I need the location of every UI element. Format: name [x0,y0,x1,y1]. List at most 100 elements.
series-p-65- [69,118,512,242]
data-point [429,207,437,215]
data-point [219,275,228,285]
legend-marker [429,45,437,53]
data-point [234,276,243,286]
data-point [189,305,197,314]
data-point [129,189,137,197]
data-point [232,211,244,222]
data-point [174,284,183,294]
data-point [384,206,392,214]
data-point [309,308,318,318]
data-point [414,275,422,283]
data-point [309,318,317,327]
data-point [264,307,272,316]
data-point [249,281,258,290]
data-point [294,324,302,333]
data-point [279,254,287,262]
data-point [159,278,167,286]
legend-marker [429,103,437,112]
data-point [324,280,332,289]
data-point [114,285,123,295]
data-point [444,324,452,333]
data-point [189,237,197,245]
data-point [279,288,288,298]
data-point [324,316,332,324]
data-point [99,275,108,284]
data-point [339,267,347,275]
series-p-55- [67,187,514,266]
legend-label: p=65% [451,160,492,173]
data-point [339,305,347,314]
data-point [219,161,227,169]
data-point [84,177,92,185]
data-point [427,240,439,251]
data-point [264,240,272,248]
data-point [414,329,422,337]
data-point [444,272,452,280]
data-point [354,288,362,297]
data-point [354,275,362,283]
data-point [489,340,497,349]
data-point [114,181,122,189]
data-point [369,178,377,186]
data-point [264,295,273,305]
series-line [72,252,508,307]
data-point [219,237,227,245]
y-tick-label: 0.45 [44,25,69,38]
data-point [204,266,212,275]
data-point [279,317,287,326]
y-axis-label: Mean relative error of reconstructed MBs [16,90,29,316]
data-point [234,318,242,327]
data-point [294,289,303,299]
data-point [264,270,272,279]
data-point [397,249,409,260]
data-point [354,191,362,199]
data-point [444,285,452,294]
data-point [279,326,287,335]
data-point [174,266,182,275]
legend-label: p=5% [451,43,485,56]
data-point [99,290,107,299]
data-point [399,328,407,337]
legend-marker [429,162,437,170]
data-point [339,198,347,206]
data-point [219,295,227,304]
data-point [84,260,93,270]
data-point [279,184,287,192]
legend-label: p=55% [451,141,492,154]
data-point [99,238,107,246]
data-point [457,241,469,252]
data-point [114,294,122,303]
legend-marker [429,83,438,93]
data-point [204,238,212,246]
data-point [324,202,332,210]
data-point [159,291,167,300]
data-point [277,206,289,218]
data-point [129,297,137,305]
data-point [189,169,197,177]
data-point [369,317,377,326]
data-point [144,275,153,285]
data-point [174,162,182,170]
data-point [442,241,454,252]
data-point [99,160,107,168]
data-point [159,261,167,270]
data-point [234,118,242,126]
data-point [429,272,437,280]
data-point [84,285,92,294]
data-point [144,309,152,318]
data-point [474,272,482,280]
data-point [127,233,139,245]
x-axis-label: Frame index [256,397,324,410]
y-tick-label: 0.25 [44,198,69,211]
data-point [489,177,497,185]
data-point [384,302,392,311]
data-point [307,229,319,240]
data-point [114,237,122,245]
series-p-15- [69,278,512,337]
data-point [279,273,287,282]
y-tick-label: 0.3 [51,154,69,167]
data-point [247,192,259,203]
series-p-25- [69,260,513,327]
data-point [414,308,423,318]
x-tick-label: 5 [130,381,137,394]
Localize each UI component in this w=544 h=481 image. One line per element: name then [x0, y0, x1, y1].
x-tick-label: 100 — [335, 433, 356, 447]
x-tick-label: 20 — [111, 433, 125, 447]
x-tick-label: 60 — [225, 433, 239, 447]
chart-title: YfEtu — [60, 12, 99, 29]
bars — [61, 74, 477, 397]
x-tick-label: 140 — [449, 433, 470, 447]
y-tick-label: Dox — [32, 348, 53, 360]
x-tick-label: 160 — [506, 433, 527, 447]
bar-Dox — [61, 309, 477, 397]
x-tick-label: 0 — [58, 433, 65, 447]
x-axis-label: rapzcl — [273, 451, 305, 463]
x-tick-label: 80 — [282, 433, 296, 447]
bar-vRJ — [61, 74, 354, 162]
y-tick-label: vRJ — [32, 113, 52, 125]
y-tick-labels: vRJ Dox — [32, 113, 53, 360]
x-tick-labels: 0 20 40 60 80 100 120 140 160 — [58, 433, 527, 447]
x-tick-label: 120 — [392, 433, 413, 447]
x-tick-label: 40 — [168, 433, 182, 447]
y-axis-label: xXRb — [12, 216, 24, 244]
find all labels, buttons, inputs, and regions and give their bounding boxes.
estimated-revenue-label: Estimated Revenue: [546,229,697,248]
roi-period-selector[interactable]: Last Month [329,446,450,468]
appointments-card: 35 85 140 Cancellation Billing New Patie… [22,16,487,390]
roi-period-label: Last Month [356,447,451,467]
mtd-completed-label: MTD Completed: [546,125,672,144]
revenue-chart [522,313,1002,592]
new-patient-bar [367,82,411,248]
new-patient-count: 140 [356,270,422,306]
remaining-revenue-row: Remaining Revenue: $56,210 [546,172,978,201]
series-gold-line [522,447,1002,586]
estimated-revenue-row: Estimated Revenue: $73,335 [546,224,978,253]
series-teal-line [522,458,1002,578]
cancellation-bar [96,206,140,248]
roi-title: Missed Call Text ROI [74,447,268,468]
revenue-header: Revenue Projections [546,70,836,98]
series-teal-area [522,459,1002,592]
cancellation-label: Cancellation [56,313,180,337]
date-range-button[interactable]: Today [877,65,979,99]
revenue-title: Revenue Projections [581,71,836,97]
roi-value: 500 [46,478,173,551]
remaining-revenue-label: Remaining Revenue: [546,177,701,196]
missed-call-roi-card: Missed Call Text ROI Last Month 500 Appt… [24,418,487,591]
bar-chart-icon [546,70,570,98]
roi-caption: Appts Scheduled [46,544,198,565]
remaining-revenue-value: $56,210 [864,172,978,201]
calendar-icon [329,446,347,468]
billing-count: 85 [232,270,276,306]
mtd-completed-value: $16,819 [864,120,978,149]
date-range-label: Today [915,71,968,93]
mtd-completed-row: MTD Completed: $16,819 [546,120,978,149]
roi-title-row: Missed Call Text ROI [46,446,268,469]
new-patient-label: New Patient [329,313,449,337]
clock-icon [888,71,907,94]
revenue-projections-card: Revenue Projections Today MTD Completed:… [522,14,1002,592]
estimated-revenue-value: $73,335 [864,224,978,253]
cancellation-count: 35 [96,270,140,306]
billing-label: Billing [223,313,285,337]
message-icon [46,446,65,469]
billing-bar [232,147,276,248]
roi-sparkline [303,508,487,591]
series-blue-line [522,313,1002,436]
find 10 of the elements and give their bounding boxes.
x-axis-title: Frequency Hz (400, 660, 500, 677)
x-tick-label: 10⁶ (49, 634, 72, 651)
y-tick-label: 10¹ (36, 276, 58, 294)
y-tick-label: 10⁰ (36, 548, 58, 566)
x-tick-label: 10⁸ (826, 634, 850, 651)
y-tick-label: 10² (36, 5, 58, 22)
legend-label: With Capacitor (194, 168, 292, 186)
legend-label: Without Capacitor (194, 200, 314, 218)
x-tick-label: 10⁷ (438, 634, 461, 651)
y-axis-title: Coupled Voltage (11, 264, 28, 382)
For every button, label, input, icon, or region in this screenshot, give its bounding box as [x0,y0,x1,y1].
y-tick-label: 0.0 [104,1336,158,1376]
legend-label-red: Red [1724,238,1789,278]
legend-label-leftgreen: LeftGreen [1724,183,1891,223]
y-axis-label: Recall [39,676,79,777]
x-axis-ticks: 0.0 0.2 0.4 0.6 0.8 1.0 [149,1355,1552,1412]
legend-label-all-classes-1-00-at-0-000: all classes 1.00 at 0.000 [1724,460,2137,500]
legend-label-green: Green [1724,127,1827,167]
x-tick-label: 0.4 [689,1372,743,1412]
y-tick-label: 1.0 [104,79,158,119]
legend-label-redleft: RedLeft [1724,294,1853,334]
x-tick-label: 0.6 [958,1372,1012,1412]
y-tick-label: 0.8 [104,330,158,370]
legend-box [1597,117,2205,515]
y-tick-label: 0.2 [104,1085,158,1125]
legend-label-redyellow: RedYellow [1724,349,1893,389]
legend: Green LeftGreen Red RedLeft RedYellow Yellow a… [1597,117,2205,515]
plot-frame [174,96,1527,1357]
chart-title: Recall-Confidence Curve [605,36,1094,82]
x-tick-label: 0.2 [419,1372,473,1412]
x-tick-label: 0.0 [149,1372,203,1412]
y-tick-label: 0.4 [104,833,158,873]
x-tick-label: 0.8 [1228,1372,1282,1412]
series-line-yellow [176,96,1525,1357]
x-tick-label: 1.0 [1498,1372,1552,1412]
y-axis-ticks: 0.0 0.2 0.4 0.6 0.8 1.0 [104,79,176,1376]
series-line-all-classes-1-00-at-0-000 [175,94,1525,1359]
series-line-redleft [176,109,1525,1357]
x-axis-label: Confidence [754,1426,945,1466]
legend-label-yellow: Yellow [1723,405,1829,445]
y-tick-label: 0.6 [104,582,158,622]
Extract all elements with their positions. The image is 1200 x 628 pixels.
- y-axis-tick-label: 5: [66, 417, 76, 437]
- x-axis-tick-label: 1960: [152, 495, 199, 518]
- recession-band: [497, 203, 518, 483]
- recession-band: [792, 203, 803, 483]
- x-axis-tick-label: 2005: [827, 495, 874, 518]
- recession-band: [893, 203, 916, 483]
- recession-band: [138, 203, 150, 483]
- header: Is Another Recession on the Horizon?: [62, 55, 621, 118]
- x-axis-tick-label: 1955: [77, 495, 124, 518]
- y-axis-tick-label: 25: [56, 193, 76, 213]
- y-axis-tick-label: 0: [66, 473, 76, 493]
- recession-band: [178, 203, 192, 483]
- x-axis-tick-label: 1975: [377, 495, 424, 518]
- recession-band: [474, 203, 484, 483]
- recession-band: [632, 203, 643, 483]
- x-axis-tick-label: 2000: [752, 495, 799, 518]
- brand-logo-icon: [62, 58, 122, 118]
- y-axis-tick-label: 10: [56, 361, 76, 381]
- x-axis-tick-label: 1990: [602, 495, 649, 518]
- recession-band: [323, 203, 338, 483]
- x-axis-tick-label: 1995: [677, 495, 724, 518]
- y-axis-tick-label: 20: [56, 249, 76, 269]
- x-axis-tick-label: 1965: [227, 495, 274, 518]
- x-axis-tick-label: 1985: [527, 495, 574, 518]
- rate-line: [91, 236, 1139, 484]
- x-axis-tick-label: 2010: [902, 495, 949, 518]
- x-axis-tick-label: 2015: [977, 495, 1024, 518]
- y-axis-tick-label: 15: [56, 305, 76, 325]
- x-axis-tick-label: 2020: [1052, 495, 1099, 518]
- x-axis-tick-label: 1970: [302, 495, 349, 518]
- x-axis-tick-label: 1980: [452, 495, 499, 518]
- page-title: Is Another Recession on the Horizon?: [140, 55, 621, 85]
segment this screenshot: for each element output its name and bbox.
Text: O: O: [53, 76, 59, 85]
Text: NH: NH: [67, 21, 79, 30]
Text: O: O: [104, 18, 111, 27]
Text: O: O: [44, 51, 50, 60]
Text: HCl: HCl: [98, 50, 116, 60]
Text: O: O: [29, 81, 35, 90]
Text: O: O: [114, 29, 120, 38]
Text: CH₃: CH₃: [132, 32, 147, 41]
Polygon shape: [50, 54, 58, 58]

------------------------------------

◆ **Problem requirements**: In the records above, from the beginning down to the line containing "legend-marker [429,103,437,112]", swap every occurrence of "data-point" for "datum" and reproduce those lines with nothing else altered.

◆ **Exercise response**:
I need the location of every UI element. Format: name [x0,y0,x1,y1]. List at most 100 elements.
series-p-65- [69,118,512,242]
datum [429,207,437,215]
datum [219,275,228,285]
legend-marker [429,45,437,53]
datum [234,276,243,286]
datum [189,305,197,314]
datum [129,189,137,197]
datum [232,211,244,222]
datum [174,284,183,294]
datum [384,206,392,214]
datum [309,308,318,318]
datum [414,275,422,283]
datum [309,318,317,327]
datum [264,307,272,316]
datum [249,281,258,290]
datum [294,324,302,333]
datum [279,254,287,262]
datum [159,278,167,286]
legend-marker [429,103,437,112]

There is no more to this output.